-- start of RECORDS FOR THIS TASK --

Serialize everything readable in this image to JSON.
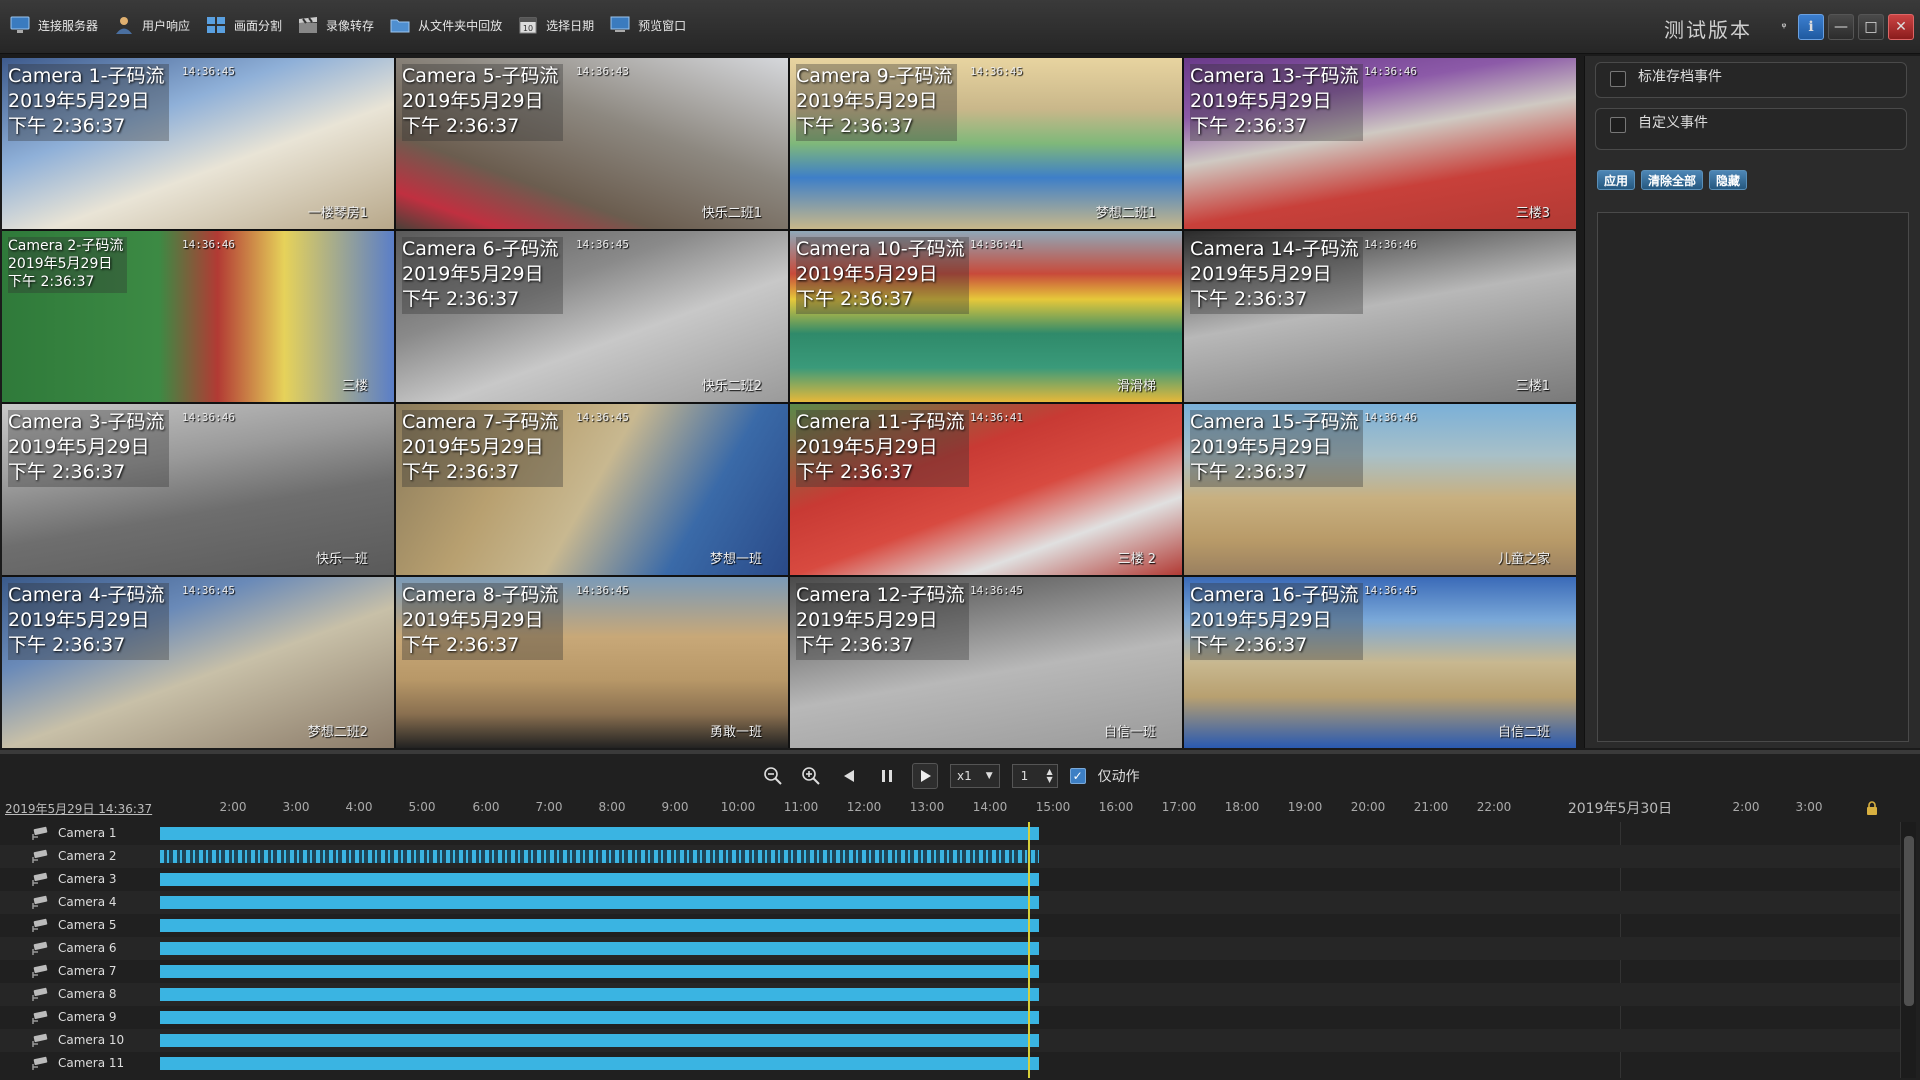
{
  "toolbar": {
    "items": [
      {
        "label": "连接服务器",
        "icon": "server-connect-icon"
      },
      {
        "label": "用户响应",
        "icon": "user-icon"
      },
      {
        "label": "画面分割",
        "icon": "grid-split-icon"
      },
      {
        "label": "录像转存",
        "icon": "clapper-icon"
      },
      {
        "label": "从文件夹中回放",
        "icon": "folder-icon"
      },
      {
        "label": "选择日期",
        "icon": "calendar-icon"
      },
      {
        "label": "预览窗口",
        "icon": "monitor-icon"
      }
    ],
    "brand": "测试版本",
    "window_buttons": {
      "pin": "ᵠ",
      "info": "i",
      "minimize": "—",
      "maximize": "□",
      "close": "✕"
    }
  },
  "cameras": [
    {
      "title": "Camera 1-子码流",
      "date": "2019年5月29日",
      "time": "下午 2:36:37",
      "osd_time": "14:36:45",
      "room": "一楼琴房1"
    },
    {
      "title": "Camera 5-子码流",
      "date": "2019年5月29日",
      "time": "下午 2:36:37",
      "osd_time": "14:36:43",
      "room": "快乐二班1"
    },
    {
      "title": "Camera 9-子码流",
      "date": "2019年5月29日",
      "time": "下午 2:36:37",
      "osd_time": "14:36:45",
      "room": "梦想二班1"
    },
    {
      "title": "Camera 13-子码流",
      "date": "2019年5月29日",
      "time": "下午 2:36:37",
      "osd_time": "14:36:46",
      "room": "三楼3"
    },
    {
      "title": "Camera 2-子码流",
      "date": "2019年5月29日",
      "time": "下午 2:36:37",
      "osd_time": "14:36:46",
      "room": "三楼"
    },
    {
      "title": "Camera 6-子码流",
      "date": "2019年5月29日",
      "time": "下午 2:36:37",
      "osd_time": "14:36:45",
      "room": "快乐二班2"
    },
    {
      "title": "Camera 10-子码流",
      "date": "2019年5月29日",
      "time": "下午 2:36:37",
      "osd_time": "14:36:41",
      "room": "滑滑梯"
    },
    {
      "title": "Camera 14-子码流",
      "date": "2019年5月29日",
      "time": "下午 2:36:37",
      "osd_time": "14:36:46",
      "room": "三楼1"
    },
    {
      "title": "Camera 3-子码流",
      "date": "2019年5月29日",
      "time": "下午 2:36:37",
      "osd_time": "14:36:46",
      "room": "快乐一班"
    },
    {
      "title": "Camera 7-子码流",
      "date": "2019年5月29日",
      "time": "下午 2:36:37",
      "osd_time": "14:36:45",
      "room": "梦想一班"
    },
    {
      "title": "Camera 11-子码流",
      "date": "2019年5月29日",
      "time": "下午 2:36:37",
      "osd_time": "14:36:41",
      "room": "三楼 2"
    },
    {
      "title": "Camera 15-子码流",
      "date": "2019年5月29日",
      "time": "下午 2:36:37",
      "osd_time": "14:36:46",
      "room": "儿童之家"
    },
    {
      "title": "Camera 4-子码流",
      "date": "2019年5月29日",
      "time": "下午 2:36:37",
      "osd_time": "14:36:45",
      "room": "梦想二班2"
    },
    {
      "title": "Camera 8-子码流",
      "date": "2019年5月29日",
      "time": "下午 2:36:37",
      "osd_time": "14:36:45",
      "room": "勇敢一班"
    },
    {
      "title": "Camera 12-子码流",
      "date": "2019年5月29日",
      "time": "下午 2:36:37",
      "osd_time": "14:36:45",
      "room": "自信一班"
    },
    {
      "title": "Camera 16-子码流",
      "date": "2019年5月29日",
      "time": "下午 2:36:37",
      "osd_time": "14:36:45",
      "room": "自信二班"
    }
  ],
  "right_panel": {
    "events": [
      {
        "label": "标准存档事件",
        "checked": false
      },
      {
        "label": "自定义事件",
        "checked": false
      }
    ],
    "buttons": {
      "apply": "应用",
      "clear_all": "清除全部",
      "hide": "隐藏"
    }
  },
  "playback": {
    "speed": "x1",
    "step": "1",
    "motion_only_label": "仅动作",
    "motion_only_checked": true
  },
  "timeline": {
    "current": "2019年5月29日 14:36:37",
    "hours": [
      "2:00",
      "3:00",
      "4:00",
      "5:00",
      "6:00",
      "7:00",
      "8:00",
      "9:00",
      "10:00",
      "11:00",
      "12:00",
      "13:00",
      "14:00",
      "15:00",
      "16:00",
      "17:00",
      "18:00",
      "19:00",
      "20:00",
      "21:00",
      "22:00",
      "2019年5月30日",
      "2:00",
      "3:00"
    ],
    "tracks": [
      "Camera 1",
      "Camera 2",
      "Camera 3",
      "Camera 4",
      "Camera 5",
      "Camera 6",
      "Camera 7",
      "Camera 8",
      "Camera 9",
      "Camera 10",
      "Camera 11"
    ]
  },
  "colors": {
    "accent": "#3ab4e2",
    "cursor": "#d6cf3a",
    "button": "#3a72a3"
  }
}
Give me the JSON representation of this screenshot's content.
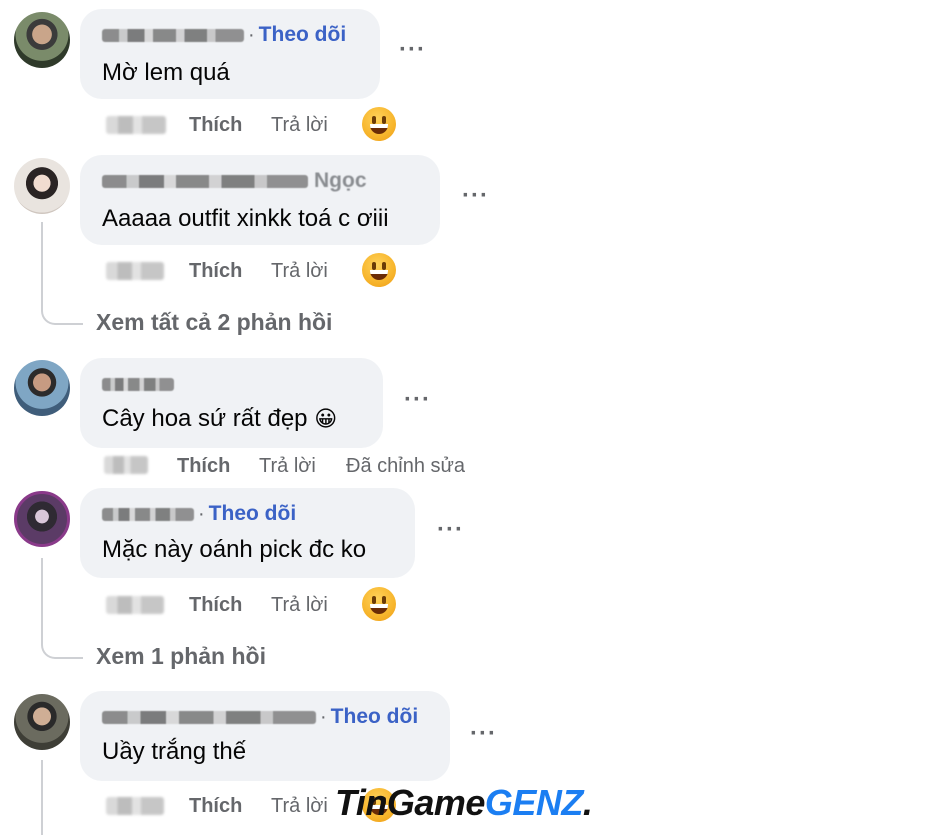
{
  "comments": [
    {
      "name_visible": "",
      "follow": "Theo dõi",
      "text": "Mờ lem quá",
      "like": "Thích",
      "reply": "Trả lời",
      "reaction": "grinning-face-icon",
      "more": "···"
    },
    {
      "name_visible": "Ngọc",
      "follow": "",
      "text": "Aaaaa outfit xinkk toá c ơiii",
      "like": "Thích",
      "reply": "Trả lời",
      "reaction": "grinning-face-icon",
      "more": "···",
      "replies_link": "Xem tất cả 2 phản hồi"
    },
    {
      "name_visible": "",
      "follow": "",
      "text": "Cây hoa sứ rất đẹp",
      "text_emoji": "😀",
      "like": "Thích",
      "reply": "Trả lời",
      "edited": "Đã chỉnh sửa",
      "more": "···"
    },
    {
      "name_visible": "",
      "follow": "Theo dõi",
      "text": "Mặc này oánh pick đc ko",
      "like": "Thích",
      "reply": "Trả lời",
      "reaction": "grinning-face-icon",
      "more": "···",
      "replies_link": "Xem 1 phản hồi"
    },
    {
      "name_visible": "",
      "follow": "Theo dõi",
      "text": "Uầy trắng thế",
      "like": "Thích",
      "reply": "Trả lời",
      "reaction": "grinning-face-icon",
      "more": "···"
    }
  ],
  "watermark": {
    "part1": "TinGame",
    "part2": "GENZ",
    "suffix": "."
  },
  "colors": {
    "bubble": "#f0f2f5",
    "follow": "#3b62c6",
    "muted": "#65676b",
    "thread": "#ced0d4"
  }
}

-- end of RECORDS FOR THIS TASK --

Omit the images and transcribe all of the records above word for word.

ANSWER TO THIS EXERCISE →
Serialize everything readable in this image to JSON.
{
  "toolbar": {
    "items": [
      {
        "label": "连接服务器",
        "icon": "server-connect-icon"
      },
      {
        "label": "用户响应",
        "icon": "user-icon"
      },
      {
        "label": "画面分割",
        "icon": "grid-split-icon"
      },
      {
        "label": "录像转存",
        "icon": "clapper-icon"
      },
      {
        "label": "从文件夹中回放",
        "icon": "folder-icon"
      },
      {
        "label": "选择日期",
        "icon": "calendar-icon"
      },
      {
        "label": "预览窗口",
        "icon": "monitor-icon"
      }
    ],
    "brand": "测试版本",
    "window_buttons": {
      "pin": "ᵠ",
      "info": "i",
      "minimize": "—",
      "maximize": "□",
      "close": "✕"
    }
  },
  "cameras": [
    {
      "title": "Camera 1-子码流",
      "date": "2019年5月29日",
      "time": "下午 2:36:37",
      "osd_time": "14:36:45",
      "room": "一楼琴房1"
    },
    {
      "title": "Camera 5-子码流",
      "date": "2019年5月29日",
      "time": "下午 2:36:37",
      "osd_time": "14:36:43",
      "room": "快乐二班1"
    },
    {
      "title": "Camera 9-子码流",
      "date": "2019年5月29日",
      "time": "下午 2:36:37",
      "osd_time": "14:36:45",
      "room": "梦想二班1"
    },
    {
      "title": "Camera 13-子码流",
      "date": "2019年5月29日",
      "time": "下午 2:36:37",
      "osd_time": "14:36:46",
      "room": "三楼3"
    },
    {
      "title": "Camera 2-子码流",
      "date": "2019年5月29日",
      "time": "下午 2:36:37",
      "osd_time": "14:36:46",
      "room": "三楼"
    },
    {
      "title": "Camera 6-子码流",
      "date": "2019年5月29日",
      "time": "下午 2:36:37",
      "osd_time": "14:36:45",
      "room": "快乐二班2"
    },
    {
      "title": "Camera 10-子码流",
      "date": "2019年5月29日",
      "time": "下午 2:36:37",
      "osd_time": "14:36:41",
      "room": "滑滑梯"
    },
    {
      "title": "Camera 14-子码流",
      "date": "2019年5月29日",
      "time": "下午 2:36:37",
      "osd_time": "14:36:46",
      "room": "三楼1"
    },
    {
      "title": "Camera 3-子码流",
      "date": "2019年5月29日",
      "time": "下午 2:36:37",
      "osd_time": "14:36:46",
      "room": "快乐一班"
    },
    {
      "title": "Camera 7-子码流",
      "date": "2019年5月29日",
      "time": "下午 2:36:37",
      "osd_time": "14:36:45",
      "room": "梦想一班"
    },
    {
      "title": "Camera 11-子码流",
      "date": "2019年5月29日",
      "time": "下午 2:36:37",
      "osd_time": "14:36:41",
      "room": "三楼 2"
    },
    {
      "title": "Camera 15-子码流",
      "date": "2019年5月29日",
      "time": "下午 2:36:37",
      "osd_time": "14:36:46",
      "room": "儿童之家"
    },
    {
      "title": "Camera 4-子码流",
      "date": "2019年5月29日",
      "time": "下午 2:36:37",
      "osd_time": "14:36:45",
      "room": "梦想二班2"
    },
    {
      "title": "Camera 8-子码流",
      "date": "2019年5月29日",
      "time": "下午 2:36:37",
      "osd_time": "14:36:45",
      "room": "勇敢一班"
    },
    {
      "title": "Camera 12-子码流",
      "date": "2019年5月29日",
      "time": "下午 2:36:37",
      "osd_time": "14:36:45",
      "room": "自信一班"
    },
    {
      "title": "Camera 16-子码流",
      "date": "2019年5月29日",
      "time": "下午 2:36:37",
      "osd_time": "14:36:45",
      "room": "自信二班"
    }
  ],
  "right_panel": {
    "events": [
      {
        "label": "标准存档事件",
        "checked": false
      },
      {
        "label": "自定义事件",
        "checked": false
      }
    ],
    "buttons": {
      "apply": "应用",
      "clear_all": "清除全部",
      "hide": "隐藏"
    }
  },
  "playback": {
    "speed": "x1",
    "step": "1",
    "motion_only_label": "仅动作",
    "motion_only_checked": true
  },
  "timeline": {
    "current": "2019年5月29日 14:36:37",
    "hours": [
      "2:00",
      "3:00",
      "4:00",
      "5:00",
      "6:00",
      "7:00",
      "8:00",
      "9:00",
      "10:00",
      "11:00",
      "12:00",
      "13:00",
      "14:00",
      "15:00",
      "16:00",
      "17:00",
      "18:00",
      "19:00",
      "20:00",
      "21:00",
      "22:00",
      "2019年5月30日",
      "2:00",
      "3:00"
    ],
    "tracks": [
      "Camera 1",
      "Camera 2",
      "Camera 3",
      "Camera 4",
      "Camera 5",
      "Camera 6",
      "Camera 7",
      "Camera 8",
      "Camera 9",
      "Camera 10",
      "Camera 11"
    ]
  },
  "colors": {
    "accent": "#3ab4e2",
    "cursor": "#d6cf3a",
    "button": "#3a72a3"
  }
}
Give me the JSON representation of this screenshot's content.
{
  "comments": [
    {
      "name_visible": "",
      "follow": "Theo dõi",
      "text": "Mờ lem quá",
      "like": "Thích",
      "reply": "Trả lời",
      "reaction": "grinning-face-icon",
      "more": "···"
    },
    {
      "name_visible": "Ngọc",
      "follow": "",
      "text": "Aaaaa outfit xinkk toá c ơiii",
      "like": "Thích",
      "reply": "Trả lời",
      "reaction": "grinning-face-icon",
      "more": "···",
      "replies_link": "Xem tất cả 2 phản hồi"
    },
    {
      "name_visible": "",
      "follow": "",
      "text": "Cây hoa sứ rất đẹp",
      "text_emoji": "😀",
      "like": "Thích",
      "reply": "Trả lời",
      "edited": "Đã chỉnh sửa",
      "more": "···"
    },
    {
      "name_visible": "",
      "follow": "Theo dõi",
      "text": "Mặc này oánh pick đc ko",
      "like": "Thích",
      "reply": "Trả lời",
      "reaction": "grinning-face-icon",
      "more": "···",
      "replies_link": "Xem 1 phản hồi"
    },
    {
      "name_visible": "",
      "follow": "Theo dõi",
      "text": "Uầy trắng thế",
      "like": "Thích",
      "reply": "Trả lời",
      "reaction": "grinning-face-icon",
      "more": "···"
    }
  ],
  "watermark": {
    "part1": "TinGame",
    "part2": "GENZ",
    "suffix": "."
  },
  "colors": {
    "bubble": "#f0f2f5",
    "follow": "#3b62c6",
    "muted": "#65676b",
    "thread": "#ced0d4"
  }
}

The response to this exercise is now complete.